■ Given instruction
In the material below, identify each line bearing the word "Vazão". Reproduce those lines.

(Figure contents as structured data)
++++++++++

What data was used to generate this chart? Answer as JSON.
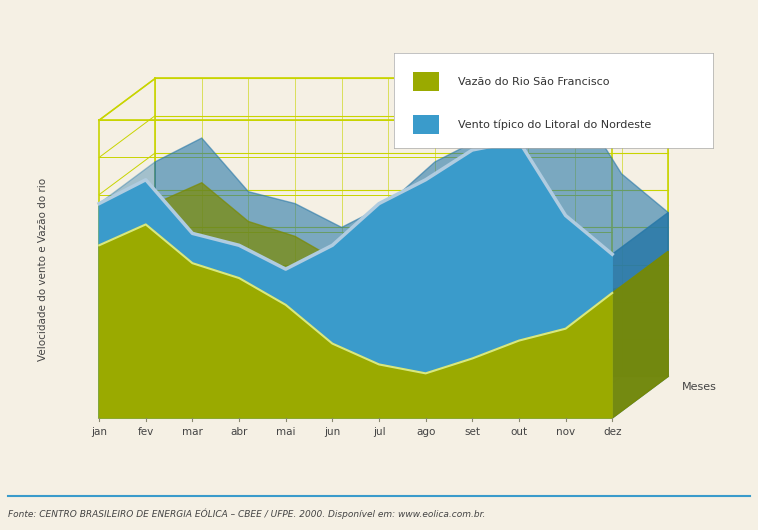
{
  "months": [
    "jan",
    "fev",
    "mar",
    "abr",
    "mai",
    "jun",
    "jul",
    "ago",
    "set",
    "out",
    "nov",
    "dez"
  ],
  "vazao": [
    58,
    65,
    52,
    47,
    38,
    25,
    18,
    15,
    20,
    26,
    30,
    42
  ],
  "vento": [
    72,
    80,
    62,
    58,
    50,
    58,
    72,
    80,
    90,
    93,
    68,
    55
  ],
  "vazao_color": "#9aaa00",
  "vento_color": "#3a9bcb",
  "vazao_dark": "#7a8a00",
  "vento_dark": "#2878a8",
  "vento_highlight": "#b0cce0",
  "vazao_highlight": "#d8e880",
  "bg_color": "#f5f0e4",
  "grid_color": "#c8d400",
  "grid_back_color": "#c8d400",
  "bottom_back_color": "#d0c8a0",
  "ylabel": "Velocidade do vento e Vazão do rio",
  "xlabel": "Meses",
  "legend1": "Vazão do Rio São Francisco",
  "legend2": "Vento típico do Litoral do Nordeste",
  "footnote": "Fonte: CENTRO BRASILEIRO DE ENERGIA EÓLICA – CBEE / UFPE. 2000. Disponível em: www.eolica.com.br.",
  "n_gridlines": 8,
  "ylim_max": 100
}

++++++++++

■ Correct response
  "ylabel": "Velocidade do vento e Vazão do rio",
  "legend1": "Vazão do Rio São Francisco",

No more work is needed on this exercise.